Reproduce all entries precisely, down to the last character.
start
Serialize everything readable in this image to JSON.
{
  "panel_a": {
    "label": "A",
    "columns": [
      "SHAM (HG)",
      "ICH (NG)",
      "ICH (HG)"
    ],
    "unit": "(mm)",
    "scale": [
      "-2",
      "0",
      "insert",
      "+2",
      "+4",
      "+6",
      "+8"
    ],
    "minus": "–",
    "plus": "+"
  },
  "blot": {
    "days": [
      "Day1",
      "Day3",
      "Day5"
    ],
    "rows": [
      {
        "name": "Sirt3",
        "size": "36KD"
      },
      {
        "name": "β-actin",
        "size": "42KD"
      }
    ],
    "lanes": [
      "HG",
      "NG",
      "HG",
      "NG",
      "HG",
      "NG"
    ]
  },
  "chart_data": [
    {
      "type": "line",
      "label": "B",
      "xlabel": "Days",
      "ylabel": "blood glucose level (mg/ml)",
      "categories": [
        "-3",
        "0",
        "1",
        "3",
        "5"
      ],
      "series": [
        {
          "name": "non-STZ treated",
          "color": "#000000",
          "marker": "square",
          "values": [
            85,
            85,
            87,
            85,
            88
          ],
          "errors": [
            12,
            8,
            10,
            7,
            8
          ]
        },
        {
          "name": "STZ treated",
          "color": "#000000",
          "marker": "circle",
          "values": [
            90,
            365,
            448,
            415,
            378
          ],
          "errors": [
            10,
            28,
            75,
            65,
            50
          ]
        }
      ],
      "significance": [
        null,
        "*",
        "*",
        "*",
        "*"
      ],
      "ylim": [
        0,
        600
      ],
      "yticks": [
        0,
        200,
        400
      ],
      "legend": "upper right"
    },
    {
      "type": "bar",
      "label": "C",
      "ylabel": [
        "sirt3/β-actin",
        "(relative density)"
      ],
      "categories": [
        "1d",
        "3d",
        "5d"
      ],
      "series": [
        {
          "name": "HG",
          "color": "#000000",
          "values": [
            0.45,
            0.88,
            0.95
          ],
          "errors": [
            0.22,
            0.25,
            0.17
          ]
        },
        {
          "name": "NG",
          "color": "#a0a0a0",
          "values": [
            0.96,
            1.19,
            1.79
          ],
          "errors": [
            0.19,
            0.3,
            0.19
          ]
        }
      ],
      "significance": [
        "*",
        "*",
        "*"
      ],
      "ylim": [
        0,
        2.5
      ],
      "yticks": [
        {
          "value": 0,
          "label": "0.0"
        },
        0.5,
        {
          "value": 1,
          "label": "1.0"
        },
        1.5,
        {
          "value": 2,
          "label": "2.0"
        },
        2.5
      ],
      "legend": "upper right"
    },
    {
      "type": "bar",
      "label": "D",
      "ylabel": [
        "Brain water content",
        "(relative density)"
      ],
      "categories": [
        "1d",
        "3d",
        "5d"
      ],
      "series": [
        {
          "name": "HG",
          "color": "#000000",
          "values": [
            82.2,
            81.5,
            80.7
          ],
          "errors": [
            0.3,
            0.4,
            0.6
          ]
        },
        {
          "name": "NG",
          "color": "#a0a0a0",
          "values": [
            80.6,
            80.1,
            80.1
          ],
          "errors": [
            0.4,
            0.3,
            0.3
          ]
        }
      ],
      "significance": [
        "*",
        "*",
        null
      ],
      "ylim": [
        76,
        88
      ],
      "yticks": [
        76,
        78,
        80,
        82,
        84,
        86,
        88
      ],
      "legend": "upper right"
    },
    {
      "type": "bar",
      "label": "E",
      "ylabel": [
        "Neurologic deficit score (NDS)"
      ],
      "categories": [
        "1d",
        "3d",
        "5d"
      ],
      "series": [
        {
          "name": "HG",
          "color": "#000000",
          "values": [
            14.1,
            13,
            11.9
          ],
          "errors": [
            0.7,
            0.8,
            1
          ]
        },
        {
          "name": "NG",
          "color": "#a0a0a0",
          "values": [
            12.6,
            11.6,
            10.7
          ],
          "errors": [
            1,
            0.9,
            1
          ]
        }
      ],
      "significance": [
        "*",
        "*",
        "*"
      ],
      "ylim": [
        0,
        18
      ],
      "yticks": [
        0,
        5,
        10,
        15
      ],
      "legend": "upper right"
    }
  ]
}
end
# [Solved exercise]
Serialize everything readable in this image to JSON.
{
  "panel_a": {
    "label": "A",
    "columns": [
      "SHAM (HG)",
      "ICH (NG)",
      "ICH (HG)"
    ],
    "unit": "(mm)",
    "scale": [
      "-2",
      "0",
      "insert",
      "+2",
      "+4",
      "+6",
      "+8"
    ],
    "minus": "–",
    "plus": "+"
  },
  "blot": {
    "days": [
      "Day1",
      "Day3",
      "Day5"
    ],
    "rows": [
      {
        "name": "Sirt3",
        "size": "36KD"
      },
      {
        "name": "β-actin",
        "size": "42KD"
      }
    ],
    "lanes": [
      "HG",
      "NG",
      "HG",
      "NG",
      "HG",
      "NG"
    ]
  },
  "chart_data": [
    {
      "type": "line",
      "label": "B",
      "xlabel": "Days",
      "ylabel": "blood glucose level (mg/ml)",
      "categories": [
        "-3",
        "0",
        "1",
        "3",
        "5"
      ],
      "series": [
        {
          "name": "non-STZ treated",
          "color": "#000000",
          "marker": "square",
          "values": [
            85,
            85,
            87,
            85,
            88
          ],
          "errors": [
            12,
            8,
            10,
            7,
            8
          ]
        },
        {
          "name": "STZ treated",
          "color": "#000000",
          "marker": "circle",
          "values": [
            90,
            365,
            448,
            415,
            378
          ],
          "errors": [
            10,
            28,
            75,
            65,
            50
          ]
        }
      ],
      "significance": [
        null,
        "*",
        "*",
        "*",
        "*"
      ],
      "ylim": [
        0,
        600
      ],
      "yticks": [
        0,
        200,
        400
      ],
      "legend": "upper right"
    },
    {
      "type": "bar",
      "label": "C",
      "ylabel": [
        "sirt3/β-actin",
        "(relative density)"
      ],
      "categories": [
        "1d",
        "3d",
        "5d"
      ],
      "series": [
        {
          "name": "HG",
          "color": "#000000",
          "values": [
            0.45,
            0.88,
            0.95
          ],
          "errors": [
            0.22,
            0.25,
            0.17
          ]
        },
        {
          "name": "NG",
          "color": "#a0a0a0",
          "values": [
            0.96,
            1.19,
            1.79
          ],
          "errors": [
            0.19,
            0.3,
            0.19
          ]
        }
      ],
      "significance": [
        "*",
        "*",
        "*"
      ],
      "ylim": [
        0,
        2.5
      ],
      "yticks": [
        {
          "value": 0,
          "label": "0.0"
        },
        0.5,
        {
          "value": 1,
          "label": "1.0"
        },
        1.5,
        {
          "value": 2,
          "label": "2.0"
        },
        2.5
      ],
      "legend": "upper right"
    },
    {
      "type": "bar",
      "label": "D",
      "ylabel": [
        "Brain water content",
        "(relative density)"
      ],
      "categories": [
        "1d",
        "3d",
        "5d"
      ],
      "series": [
        {
          "name": "HG",
          "color": "#000000",
          "values": [
            82.2,
            81.5,
            80.7
          ],
          "errors": [
            0.3,
            0.4,
            0.6
          ]
        },
        {
          "name": "NG",
          "color": "#a0a0a0",
          "values": [
            80.6,
            80.1,
            80.1
          ],
          "errors": [
            0.4,
            0.3,
            0.3
          ]
        }
      ],
      "significance": [
        "*",
        "*",
        null
      ],
      "ylim": [
        76,
        88
      ],
      "yticks": [
        76,
        78,
        80,
        82,
        84,
        86,
        88
      ],
      "legend": "upper right"
    },
    {
      "type": "bar",
      "label": "E",
      "ylabel": [
        "Neurologic deficit score (NDS)"
      ],
      "categories": [
        "1d",
        "3d",
        "5d"
      ],
      "series": [
        {
          "name": "HG",
          "color": "#000000",
          "values": [
            14.1,
            13,
            11.9
          ],
          "errors": [
            0.7,
            0.8,
            1
          ]
        },
        {
          "name": "NG",
          "color": "#a0a0a0",
          "values": [
            12.6,
            11.6,
            10.7
          ],
          "errors": [
            1,
            0.9,
            1
          ]
        }
      ],
      "significance": [
        "*",
        "*",
        "*"
      ],
      "ylim": [
        0,
        18
      ],
      "yticks": [
        0,
        5,
        10,
        15
      ],
      "legend": "upper right"
    }
  ]
}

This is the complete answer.